§ Provided material
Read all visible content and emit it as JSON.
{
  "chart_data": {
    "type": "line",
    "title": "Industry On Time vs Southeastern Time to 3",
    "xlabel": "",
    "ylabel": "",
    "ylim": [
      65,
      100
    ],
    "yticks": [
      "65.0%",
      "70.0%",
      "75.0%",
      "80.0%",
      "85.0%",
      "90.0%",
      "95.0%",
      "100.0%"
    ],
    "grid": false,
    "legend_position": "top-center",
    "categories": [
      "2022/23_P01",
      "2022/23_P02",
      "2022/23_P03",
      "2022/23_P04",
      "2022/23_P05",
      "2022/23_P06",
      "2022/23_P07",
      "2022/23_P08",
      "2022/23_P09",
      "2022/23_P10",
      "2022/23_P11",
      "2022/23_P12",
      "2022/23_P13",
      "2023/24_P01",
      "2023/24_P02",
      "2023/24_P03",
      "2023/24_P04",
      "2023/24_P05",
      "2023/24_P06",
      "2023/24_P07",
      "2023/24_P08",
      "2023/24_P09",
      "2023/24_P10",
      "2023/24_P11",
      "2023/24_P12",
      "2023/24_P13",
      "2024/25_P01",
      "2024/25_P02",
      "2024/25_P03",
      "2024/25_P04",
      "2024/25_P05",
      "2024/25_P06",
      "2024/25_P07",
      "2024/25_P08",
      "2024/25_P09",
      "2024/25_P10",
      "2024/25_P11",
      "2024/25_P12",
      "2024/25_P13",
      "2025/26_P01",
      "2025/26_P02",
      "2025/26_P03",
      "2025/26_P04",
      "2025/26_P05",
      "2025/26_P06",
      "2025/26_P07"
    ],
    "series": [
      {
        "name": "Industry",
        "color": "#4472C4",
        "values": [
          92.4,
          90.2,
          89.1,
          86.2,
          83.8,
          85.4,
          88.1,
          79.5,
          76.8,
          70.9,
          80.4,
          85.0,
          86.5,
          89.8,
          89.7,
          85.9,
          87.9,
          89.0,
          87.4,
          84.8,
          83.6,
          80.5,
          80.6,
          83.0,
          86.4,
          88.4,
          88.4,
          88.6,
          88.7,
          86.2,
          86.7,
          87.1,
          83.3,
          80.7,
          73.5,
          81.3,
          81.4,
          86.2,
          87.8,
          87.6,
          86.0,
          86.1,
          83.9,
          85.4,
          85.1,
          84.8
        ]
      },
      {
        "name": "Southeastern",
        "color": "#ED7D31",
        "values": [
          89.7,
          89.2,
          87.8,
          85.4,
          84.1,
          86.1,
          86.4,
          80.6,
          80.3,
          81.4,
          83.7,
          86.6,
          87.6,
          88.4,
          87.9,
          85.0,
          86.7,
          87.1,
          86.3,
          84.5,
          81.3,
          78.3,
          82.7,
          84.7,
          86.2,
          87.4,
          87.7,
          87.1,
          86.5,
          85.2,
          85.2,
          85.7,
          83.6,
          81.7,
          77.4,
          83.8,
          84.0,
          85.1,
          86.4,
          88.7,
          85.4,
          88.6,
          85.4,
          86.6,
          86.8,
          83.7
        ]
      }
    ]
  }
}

§ Given instruction
Please list every line of the records that contains "Southeastern".

§ The output
    "title": "Industry On Time vs Southeastern Time to 3",
        "name": "Southeastern",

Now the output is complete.